» **Data listing**
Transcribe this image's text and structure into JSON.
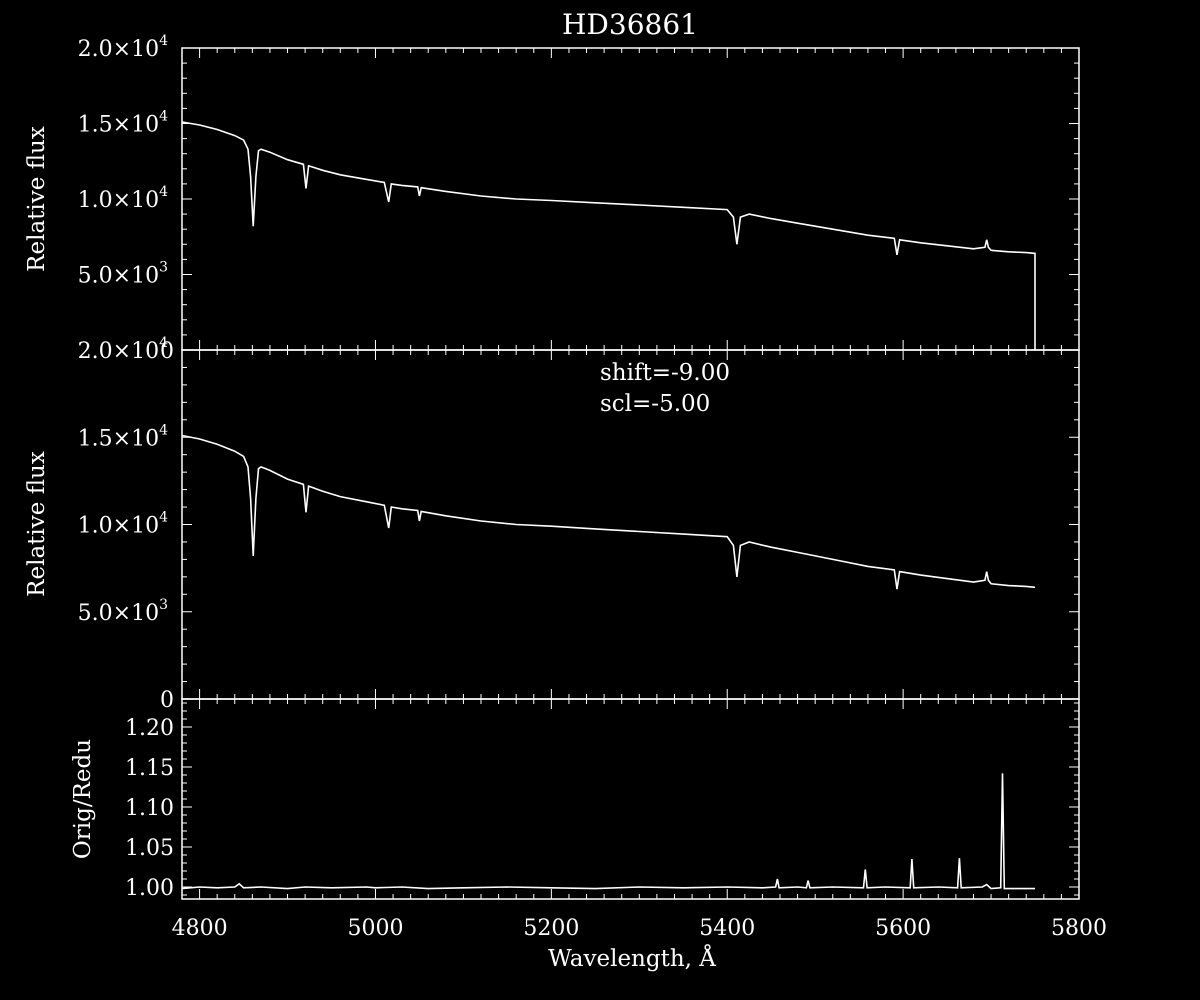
{
  "chart_data": {
    "type": "line",
    "title": "HD36861",
    "xlabel": "Wavelength, Å",
    "xlim": [
      4780,
      5800
    ],
    "x_ticks": [
      "4800",
      "5000",
      "5200",
      "5400",
      "5600",
      "5800"
    ],
    "grid": false,
    "annotation": {
      "line1": "shift=-9.00",
      "line2": "scl=-5.00"
    },
    "panels": [
      {
        "ylabel": "Relative flux",
        "ylim": [
          0,
          20000
        ],
        "y_ticks": [
          {
            "base": "0",
            "exp": ""
          },
          {
            "base": "5.0×10",
            "exp": "3"
          },
          {
            "base": "1.0×10",
            "exp": "4"
          },
          {
            "base": "1.5×10",
            "exp": "4"
          },
          {
            "base": "2.0×10",
            "exp": "4"
          }
        ],
        "series": [
          {
            "x": [
              4780,
              4800,
              4820,
              4840,
              4850,
              4855,
              4858,
              4861,
              4864,
              4867,
              4870,
              4880,
              4900,
              4918,
              4921,
              4924,
              4940,
              4960,
              4990,
              5010,
              5015,
              5018,
              5030,
              5048,
              5050,
              5052,
              5080,
              5120,
              5160,
              5200,
              5250,
              5300,
              5350,
              5400,
              5407,
              5411,
              5415,
              5425,
              5450,
              5480,
              5500,
              5530,
              5560,
              5590,
              5593,
              5596,
              5620,
              5650,
              5680,
              5693,
              5695,
              5697,
              5700,
              5720,
              5740,
              5750,
              5750
            ],
            "y": [
              15100,
              14900,
              14600,
              14200,
              13900,
              13300,
              11500,
              8200,
              11500,
              13200,
              13300,
              13100,
              12600,
              12300,
              10700,
              12200,
              11900,
              11600,
              11300,
              11100,
              9800,
              11000,
              10900,
              10800,
              10200,
              10750,
              10500,
              10200,
              10000,
              9900,
              9750,
              9600,
              9450,
              9300,
              8800,
              7000,
              8800,
              9000,
              8700,
              8400,
              8200,
              7900,
              7600,
              7400,
              6300,
              7300,
              7100,
              6900,
              6700,
              6800,
              7300,
              6800,
              6600,
              6500,
              6450,
              6400,
              0
            ]
          }
        ]
      },
      {
        "ylabel": "Relative flux",
        "ylim": [
          0,
          20000
        ],
        "y_ticks": [
          {
            "base": "0",
            "exp": ""
          },
          {
            "base": "5.0×10",
            "exp": "3"
          },
          {
            "base": "1.0×10",
            "exp": "4"
          },
          {
            "base": "1.5×10",
            "exp": "4"
          },
          {
            "base": "2.0×10",
            "exp": "4"
          }
        ],
        "series": [
          {
            "x": [
              4780,
              4800,
              4820,
              4840,
              4850,
              4855,
              4858,
              4861,
              4864,
              4867,
              4870,
              4880,
              4900,
              4918,
              4921,
              4924,
              4940,
              4960,
              4990,
              5010,
              5015,
              5018,
              5030,
              5048,
              5050,
              5052,
              5080,
              5120,
              5160,
              5200,
              5250,
              5300,
              5350,
              5400,
              5407,
              5411,
              5415,
              5425,
              5450,
              5480,
              5500,
              5530,
              5560,
              5590,
              5593,
              5596,
              5620,
              5650,
              5680,
              5693,
              5695,
              5697,
              5700,
              5720,
              5740,
              5750
            ],
            "y": [
              15100,
              14900,
              14600,
              14200,
              13900,
              13300,
              11500,
              8200,
              11500,
              13200,
              13300,
              13100,
              12600,
              12300,
              10700,
              12200,
              11900,
              11600,
              11300,
              11100,
              9800,
              11000,
              10900,
              10800,
              10200,
              10750,
              10500,
              10200,
              10000,
              9900,
              9750,
              9600,
              9450,
              9300,
              8800,
              7000,
              8800,
              9000,
              8700,
              8400,
              8200,
              7900,
              7600,
              7400,
              6300,
              7300,
              7100,
              6900,
              6700,
              6800,
              7300,
              6800,
              6600,
              6500,
              6450,
              6400
            ]
          }
        ]
      },
      {
        "ylabel": "Orig/Redu",
        "ylim": [
          0.985,
          1.235
        ],
        "y_ticks": [
          {
            "base": "1.00",
            "exp": ""
          },
          {
            "base": "1.05",
            "exp": ""
          },
          {
            "base": "1.10",
            "exp": ""
          },
          {
            "base": "1.15",
            "exp": ""
          },
          {
            "base": "1.20",
            "exp": ""
          }
        ],
        "series": [
          {
            "x": [
              4780,
              4800,
              4820,
              4840,
              4845,
              4850,
              4870,
              4900,
              4920,
              4950,
              4990,
              5000,
              5030,
              5060,
              5100,
              5150,
              5200,
              5250,
              5300,
              5350,
              5400,
              5440,
              5455,
              5457,
              5459,
              5480,
              5490,
              5492,
              5494,
              5520,
              5555,
              5557,
              5559,
              5580,
              5608,
              5610,
              5612,
              5640,
              5662,
              5664,
              5666,
              5690,
              5695,
              5700,
              5711,
              5713,
              5715,
              5730,
              5750
            ],
            "y": [
              0.998,
              1.0,
              0.999,
              1.0,
              1.004,
              0.999,
              1.0,
              0.998,
              1.0,
              0.999,
              1.0,
              0.999,
              1.0,
              0.998,
              0.999,
              1.0,
              0.999,
              0.998,
              1.0,
              0.999,
              1.0,
              0.999,
              1.0,
              1.01,
              0.999,
              1.0,
              0.999,
              1.008,
              0.999,
              1.0,
              0.999,
              1.022,
              0.999,
              1.0,
              0.999,
              1.035,
              0.999,
              1.0,
              0.999,
              1.036,
              0.999,
              1.0,
              1.003,
              0.998,
              0.999,
              1.142,
              0.998,
              0.998,
              0.998
            ]
          }
        ]
      }
    ]
  }
}
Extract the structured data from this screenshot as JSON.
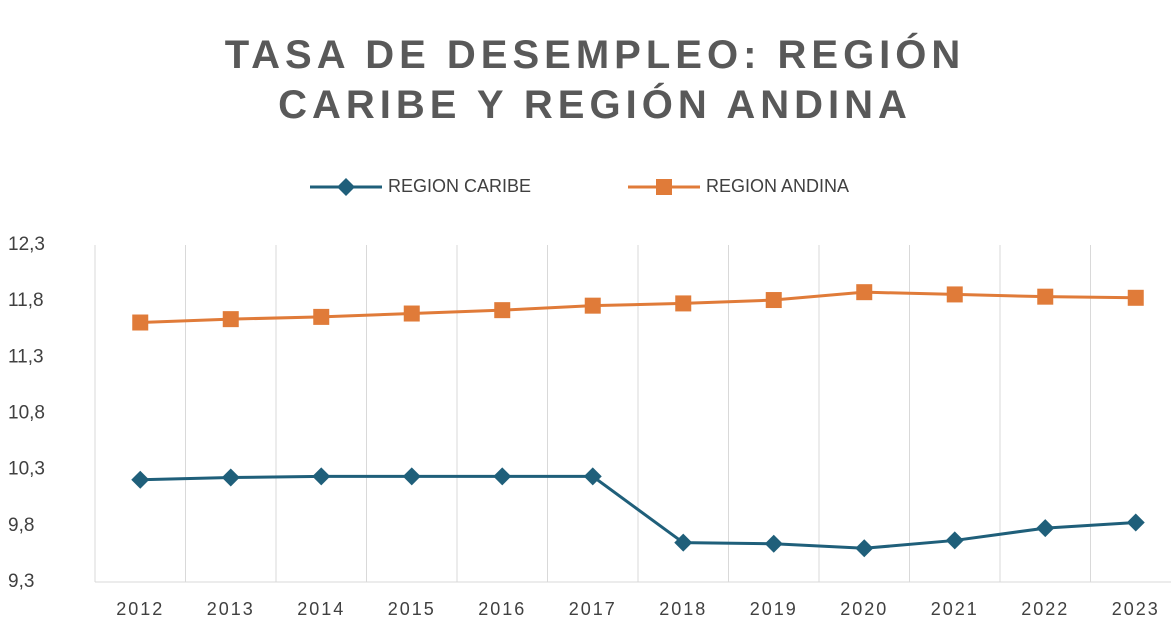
{
  "chart_data": {
    "type": "line",
    "title": "TASA DE DESEMPLEO: REGIÓN CARIBE Y REGIÓN ANDINA",
    "categories": [
      "2012",
      "2013",
      "2014",
      "2015",
      "2016",
      "2017",
      "2018",
      "2019",
      "2020",
      "2021",
      "2022",
      "2023"
    ],
    "series": [
      {
        "name": "REGION CARIBE",
        "color": "#1f5f7a",
        "marker": "diamond",
        "values": [
          10.21,
          10.23,
          10.24,
          10.24,
          10.24,
          10.24,
          9.65,
          9.64,
          9.6,
          9.67,
          9.78,
          9.83
        ]
      },
      {
        "name": "REGION ANDINA",
        "color": "#e07b39",
        "marker": "square",
        "values": [
          11.61,
          11.64,
          11.66,
          11.69,
          11.72,
          11.76,
          11.78,
          11.81,
          11.88,
          11.86,
          11.84,
          11.83
        ]
      }
    ],
    "ylim": [
      9.3,
      12.3
    ],
    "yticks": [
      {
        "value": 9.3,
        "label": "9,3"
      },
      {
        "value": 9.8,
        "label": "9,8"
      },
      {
        "value": 10.3,
        "label": "10,3"
      },
      {
        "value": 10.8,
        "label": "10,8"
      },
      {
        "value": 11.3,
        "label": "11,3"
      },
      {
        "value": 11.8,
        "label": "11,8"
      },
      {
        "value": 12.3,
        "label": "12,3"
      }
    ],
    "legend": "top",
    "grid": "vertical"
  }
}
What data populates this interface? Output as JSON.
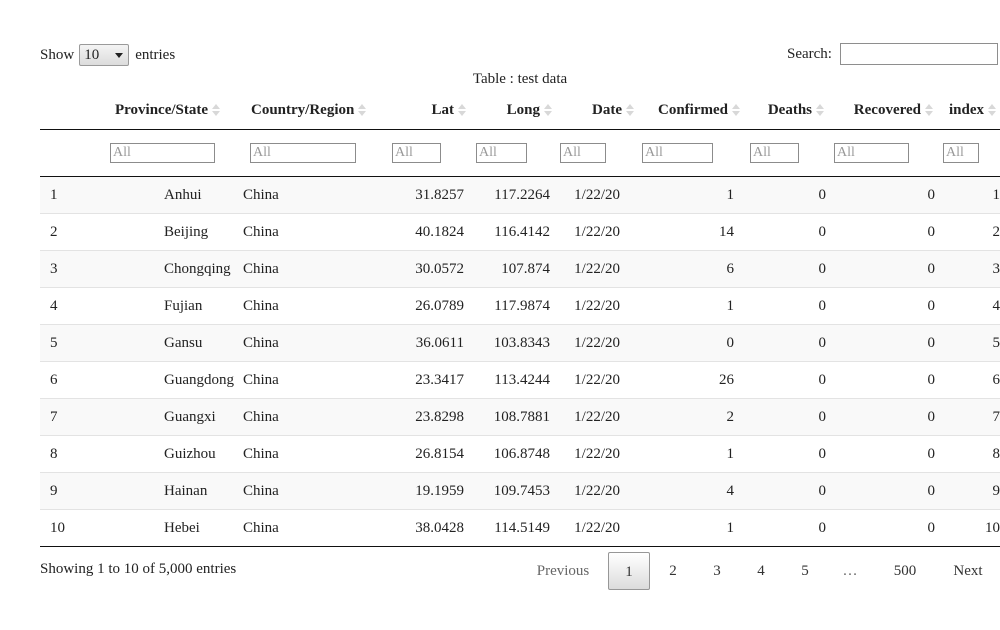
{
  "length": {
    "show": "Show",
    "value": "10",
    "entries": "entries"
  },
  "search": {
    "label": "Search:",
    "value": ""
  },
  "caption": "Table : test data",
  "columns": [
    "",
    "Province/State",
    "Country/Region",
    "Lat",
    "Long",
    "Date",
    "Confirmed",
    "Deaths",
    "Recovered",
    "index"
  ],
  "filter_placeholder": "All",
  "rows": [
    [
      "1",
      "Anhui",
      "China",
      "31.8257",
      "117.2264",
      "1/22/20",
      "1",
      "0",
      "0",
      "1"
    ],
    [
      "2",
      "Beijing",
      "China",
      "40.1824",
      "116.4142",
      "1/22/20",
      "14",
      "0",
      "0",
      "2"
    ],
    [
      "3",
      "Chongqing",
      "China",
      "30.0572",
      "107.874",
      "1/22/20",
      "6",
      "0",
      "0",
      "3"
    ],
    [
      "4",
      "Fujian",
      "China",
      "26.0789",
      "117.9874",
      "1/22/20",
      "1",
      "0",
      "0",
      "4"
    ],
    [
      "5",
      "Gansu",
      "China",
      "36.0611",
      "103.8343",
      "1/22/20",
      "0",
      "0",
      "0",
      "5"
    ],
    [
      "6",
      "Guangdong",
      "China",
      "23.3417",
      "113.4244",
      "1/22/20",
      "26",
      "0",
      "0",
      "6"
    ],
    [
      "7",
      "Guangxi",
      "China",
      "23.8298",
      "108.7881",
      "1/22/20",
      "2",
      "0",
      "0",
      "7"
    ],
    [
      "8",
      "Guizhou",
      "China",
      "26.8154",
      "106.8748",
      "1/22/20",
      "1",
      "0",
      "0",
      "8"
    ],
    [
      "9",
      "Hainan",
      "China",
      "19.1959",
      "109.7453",
      "1/22/20",
      "4",
      "0",
      "0",
      "9"
    ],
    [
      "10",
      "Hebei",
      "China",
      "38.0428",
      "114.5149",
      "1/22/20",
      "1",
      "0",
      "0",
      "10"
    ]
  ],
  "info": "Showing 1 to 10 of 5,000 entries",
  "pagination": {
    "previous": "Previous",
    "pages": [
      "1",
      "2",
      "3",
      "4",
      "5",
      "…",
      "500"
    ],
    "next": "Next",
    "current": "1"
  }
}
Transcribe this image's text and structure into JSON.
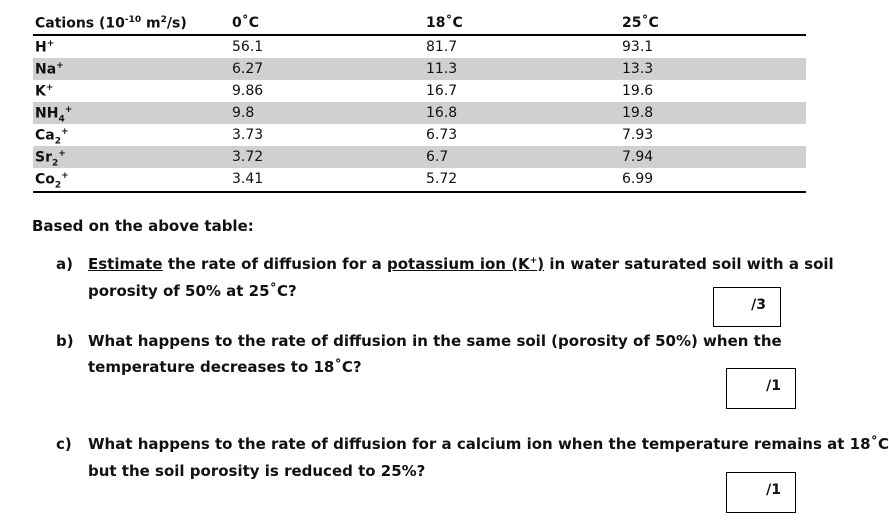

» **Task requirements**
State how many lines of the material contain the string "this", with no other words.

» **Response to the task**
4